**Items from a figure collection**

>>>>

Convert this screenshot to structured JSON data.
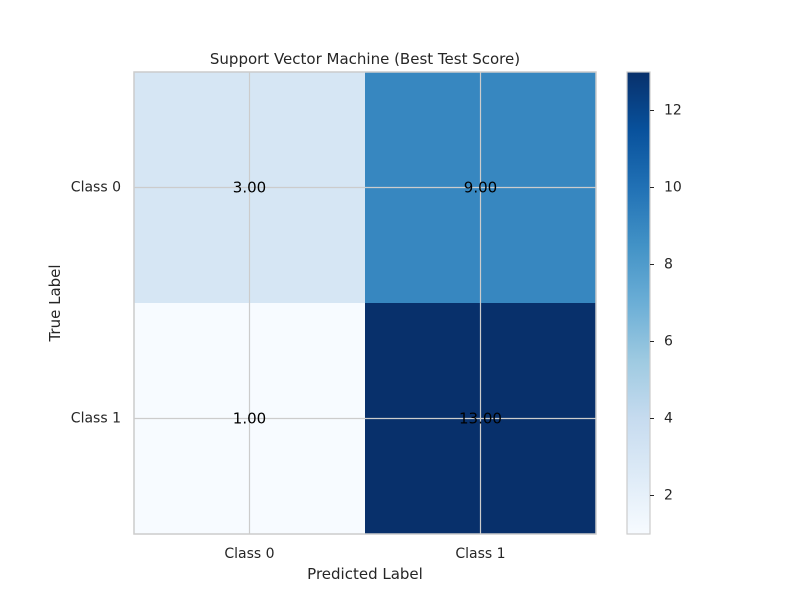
{
  "chart_data": {
    "type": "heatmap",
    "title": "Support Vector Machine (Best Test Score)",
    "xlabel": "Predicted Label",
    "ylabel": "True Label",
    "x_categories": [
      "Class 0",
      "Class 1"
    ],
    "y_categories": [
      "Class 0",
      "Class 1"
    ],
    "values": [
      [
        3,
        9
      ],
      [
        1,
        13
      ]
    ],
    "cell_labels": [
      [
        "3.00",
        "9.00"
      ],
      [
        "1.00",
        "13.00"
      ]
    ],
    "colormap": "Blues",
    "color_range": [
      1,
      13
    ],
    "colorbar_ticks": [
      2,
      4,
      6,
      8,
      10,
      12
    ],
    "grid": true
  }
}
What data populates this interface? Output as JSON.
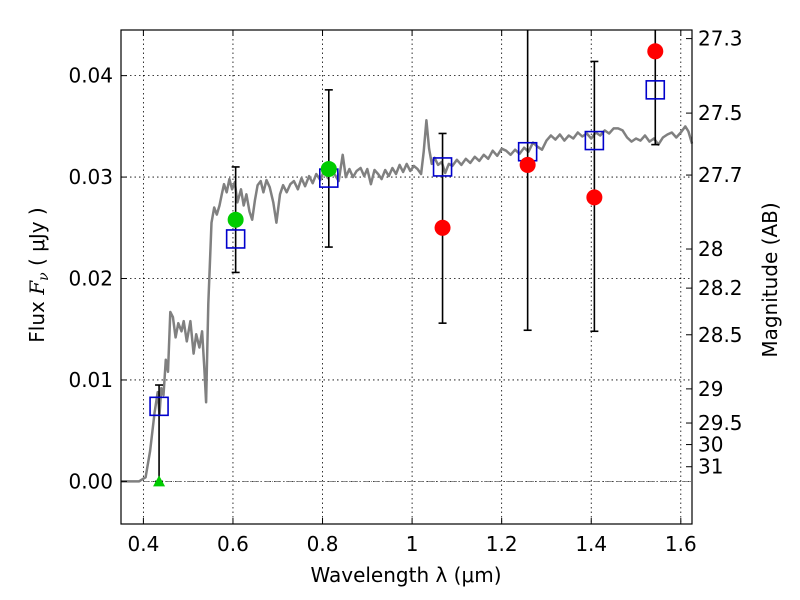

<<<<

**Challenge**
Look through the entries and find each line that has the string "JSON". Copy those lines.

**Reply**
Convert this screenshot to structured JSON data.
What data populates this interface? Output as JSON.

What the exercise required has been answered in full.